Write out all of the entries that follow, word for word, but skip the pictures.

##############################

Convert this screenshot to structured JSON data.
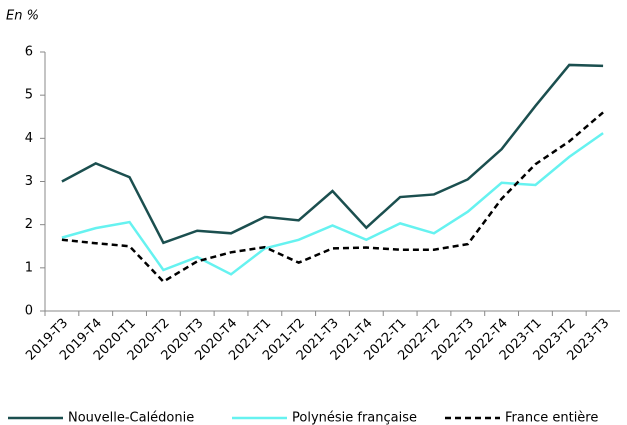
{
  "chart_data": {
    "type": "line",
    "y_label": "En %",
    "categories": [
      "2019-T3",
      "2019-T4",
      "2020-T1",
      "2020-T2",
      "2020-T3",
      "2020-T4",
      "2021-T1",
      "2021-T2",
      "2021-T3",
      "2021-T4",
      "2022-T1",
      "2022-T2",
      "2022-T3",
      "2022-T4",
      "2023-T1",
      "2023-T2",
      "2023-T3"
    ],
    "series": [
      {
        "name": "Nouvelle-Calédonie",
        "color": "#1b4f4f",
        "dash": "solid",
        "values": [
          3.0,
          3.42,
          3.1,
          1.58,
          1.86,
          1.8,
          2.18,
          2.1,
          2.78,
          1.93,
          2.64,
          2.7,
          3.05,
          3.75,
          4.75,
          5.7,
          5.68
        ]
      },
      {
        "name": "Polynésie française",
        "color": "#66f2f0",
        "dash": "solid",
        "values": [
          1.7,
          1.92,
          2.06,
          0.95,
          1.25,
          0.85,
          1.45,
          1.65,
          1.98,
          1.65,
          2.03,
          1.8,
          2.3,
          2.97,
          2.92,
          3.57,
          4.12
        ]
      },
      {
        "name": "France entière",
        "color": "#000000",
        "dash": "dashed",
        "values": [
          1.65,
          1.57,
          1.5,
          0.68,
          1.15,
          1.36,
          1.48,
          1.12,
          1.45,
          1.47,
          1.42,
          1.42,
          1.55,
          2.6,
          3.4,
          3.93,
          4.6
        ]
      }
    ],
    "ylim": [
      0,
      6
    ],
    "yticks": [
      0,
      1,
      2,
      3,
      4,
      5,
      6
    ],
    "grid": false
  }
}
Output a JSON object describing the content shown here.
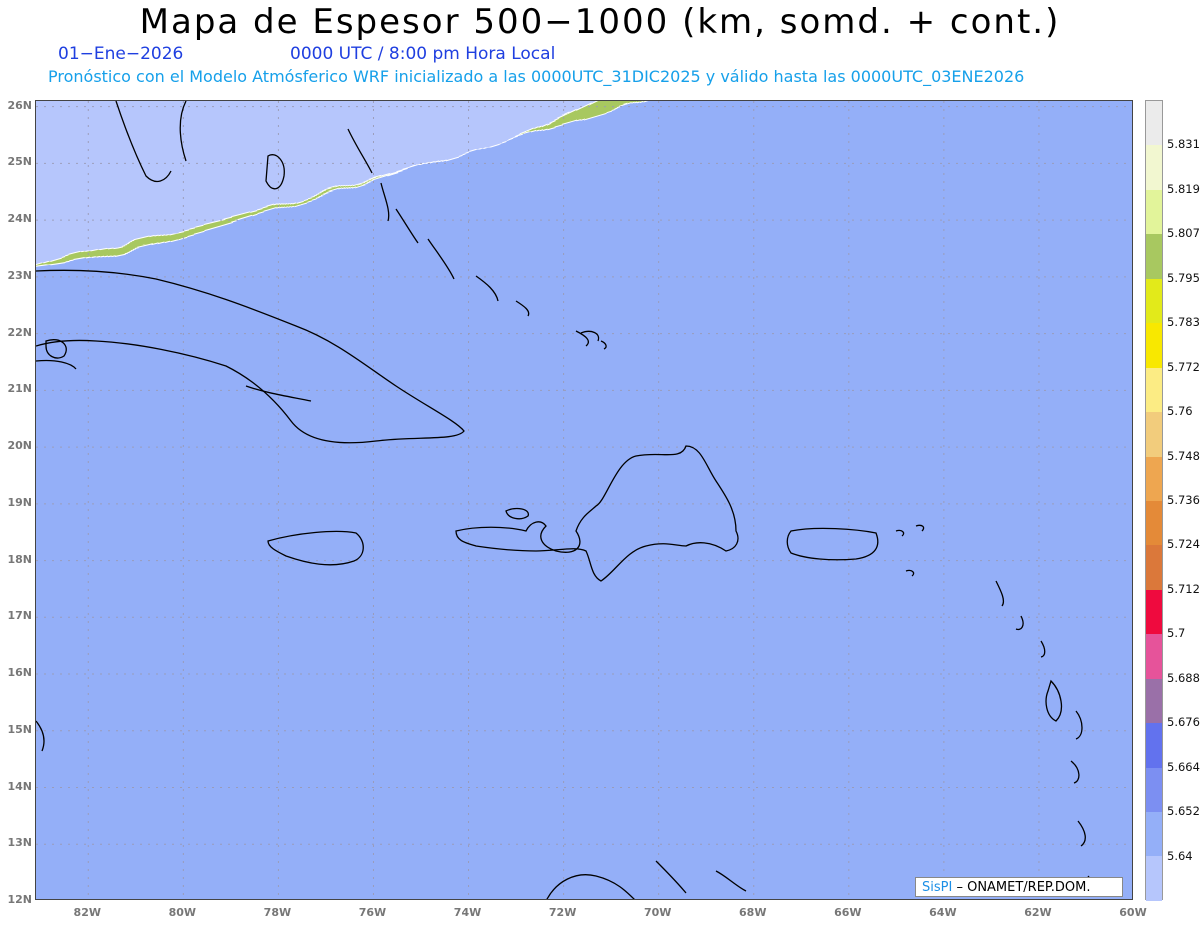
{
  "title": "Mapa de Espesor 500−1000 (km, somd. + cont.)",
  "date_label": "01−Ene−2026",
  "time_label": "0000 UTC / 8:00 pm Hora Local",
  "forecast_note": "Pronóstico con el Modelo Atmósferico WRF inicializado a las 0000UTC_31DIC2025 y válido hasta las  0000UTC_03ENE2026",
  "credit": {
    "brand": "SisPI",
    "text": "– ONAMET/REP.DOM."
  },
  "lat_labels": [
    "26N",
    "25N",
    "24N",
    "23N",
    "22N",
    "21N",
    "20N",
    "19N",
    "18N",
    "17N",
    "16N",
    "15N",
    "14N",
    "13N",
    "12N"
  ],
  "lon_labels": [
    "82W",
    "80W",
    "78W",
    "76W",
    "74W",
    "72W",
    "70W",
    "68W",
    "66W",
    "64W",
    "62W",
    "60W"
  ],
  "colorbar": {
    "labels": [
      "5.831",
      "5.819",
      "5.807",
      "5.795",
      "5.783",
      "5.772",
      "5.76",
      "5.748",
      "5.736",
      "5.724",
      "5.712",
      "5.7",
      "5.688",
      "5.676",
      "5.664",
      "5.652",
      "5.64"
    ],
    "colors": [
      "#ebebeb",
      "#f2f7d0",
      "#e2f49a",
      "#a8c860",
      "#e2ea1a",
      "#f8e800",
      "#fcec84",
      "#f2cc7c",
      "#eea650",
      "#e48a38",
      "#db783a",
      "#ef0a3e",
      "#e6539a",
      "#9a70a8",
      "#6272ee",
      "#7c8ff2",
      "#94aff8",
      "#b6c6fc"
    ]
  },
  "map": {
    "projection": "lat-lon",
    "lon_range": [
      "83.1W",
      "60W"
    ],
    "lat_range": [
      "12N",
      "26.1N"
    ],
    "gridlines": true,
    "land_outlines": true
  }
}
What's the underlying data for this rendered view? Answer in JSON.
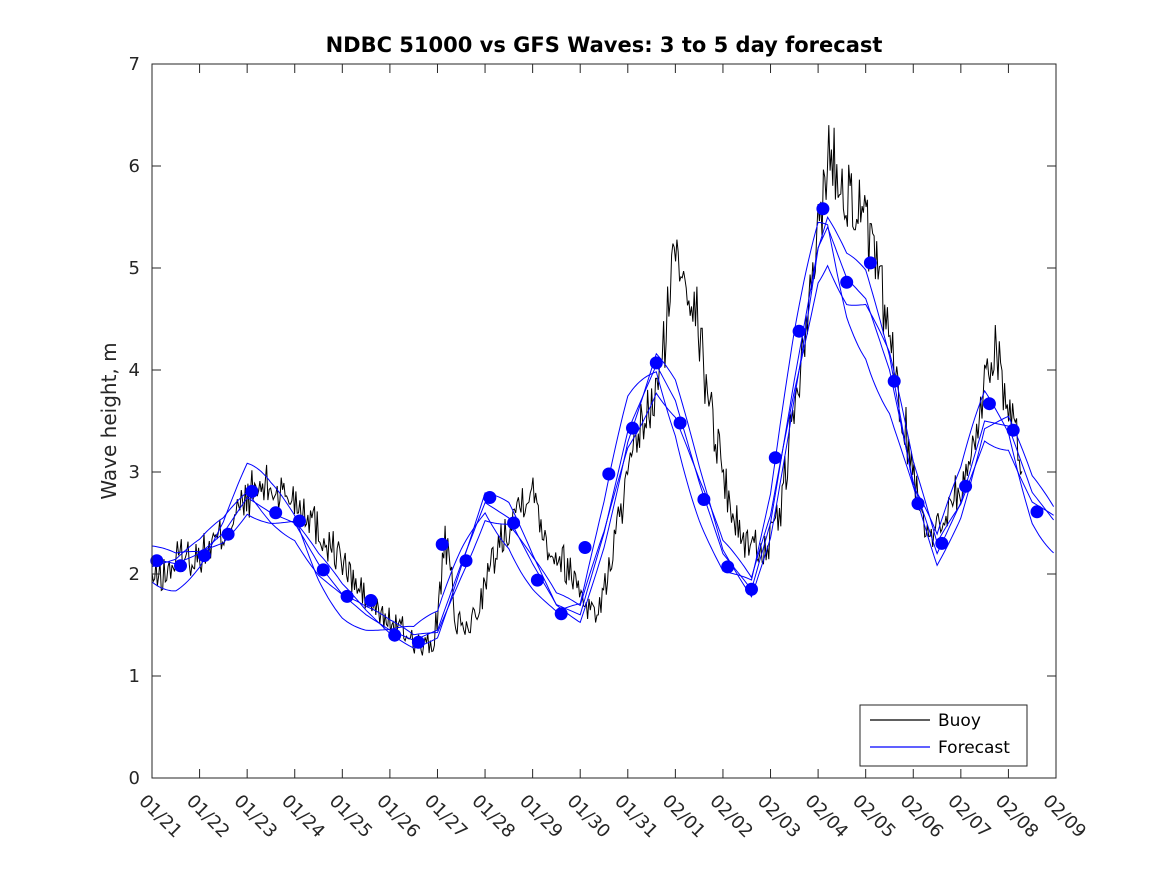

##############################

◆ COMPLETED EXERCISE:
Convert this screenshot to structured JSON data.
{
  "chart_data": {
    "type": "line",
    "y_label": "En %",
    "categories": [
      "2019-T3",
      "2019-T4",
      "2020-T1",
      "2020-T2",
      "2020-T3",
      "2020-T4",
      "2021-T1",
      "2021-T2",
      "2021-T3",
      "2021-T4",
      "2022-T1",
      "2022-T2",
      "2022-T3",
      "2022-T4",
      "2023-T1",
      "2023-T2",
      "2023-T3"
    ],
    "series": [
      {
        "name": "Nouvelle-Calédonie",
        "color": "#1b4f4f",
        "dash": "solid",
        "values": [
          3.0,
          3.42,
          3.1,
          1.58,
          1.86,
          1.8,
          2.18,
          2.1,
          2.78,
          1.93,
          2.64,
          2.7,
          3.05,
          3.75,
          4.75,
          5.7,
          5.68
        ]
      },
      {
        "name": "Polynésie française",
        "color": "#66f2f0",
        "dash": "solid",
        "values": [
          1.7,
          1.92,
          2.06,
          0.95,
          1.25,
          0.85,
          1.45,
          1.65,
          1.98,
          1.65,
          2.03,
          1.8,
          2.3,
          2.97,
          2.92,
          3.57,
          4.12
        ]
      },
      {
        "name": "France entière",
        "color": "#000000",
        "dash": "dashed",
        "values": [
          1.65,
          1.57,
          1.5,
          0.68,
          1.15,
          1.36,
          1.48,
          1.12,
          1.45,
          1.47,
          1.42,
          1.42,
          1.55,
          2.6,
          3.4,
          3.93,
          4.6
        ]
      }
    ],
    "ylim": [
      0,
      6
    ],
    "yticks": [
      0,
      1,
      2,
      3,
      4,
      5,
      6
    ],
    "grid": false
  }
}
Output a JSON object describing the content shown here.
{
  "title": "Mapa de Espesor 500−1000 (km, somd. + cont.)",
  "date_label": "01−Ene−2026",
  "time_label": "0000 UTC / 8:00 pm Hora Local",
  "forecast_note": "Pronóstico con el Modelo Atmósferico WRF inicializado a las 0000UTC_31DIC2025 y válido hasta las  0000UTC_03ENE2026",
  "credit": {
    "brand": "SisPI",
    "text": "– ONAMET/REP.DOM."
  },
  "lat_labels": [
    "26N",
    "25N",
    "24N",
    "23N",
    "22N",
    "21N",
    "20N",
    "19N",
    "18N",
    "17N",
    "16N",
    "15N",
    "14N",
    "13N",
    "12N"
  ],
  "lon_labels": [
    "82W",
    "80W",
    "78W",
    "76W",
    "74W",
    "72W",
    "70W",
    "68W",
    "66W",
    "64W",
    "62W",
    "60W"
  ],
  "colorbar": {
    "labels": [
      "5.831",
      "5.819",
      "5.807",
      "5.795",
      "5.783",
      "5.772",
      "5.76",
      "5.748",
      "5.736",
      "5.724",
      "5.712",
      "5.7",
      "5.688",
      "5.676",
      "5.664",
      "5.652",
      "5.64"
    ],
    "colors": [
      "#ebebeb",
      "#f2f7d0",
      "#e2f49a",
      "#a8c860",
      "#e2ea1a",
      "#f8e800",
      "#fcec84",
      "#f2cc7c",
      "#eea650",
      "#e48a38",
      "#db783a",
      "#ef0a3e",
      "#e6539a",
      "#9a70a8",
      "#6272ee",
      "#7c8ff2",
      "#94aff8",
      "#b6c6fc"
    ]
  },
  "map": {
    "projection": "lat-lon",
    "lon_range": [
      "83.1W",
      "60W"
    ],
    "lat_range": [
      "12N",
      "26.1N"
    ],
    "gridlines": true,
    "land_outlines": true
  }
}
What's the underlying data for this rendered view? Answer in JSON.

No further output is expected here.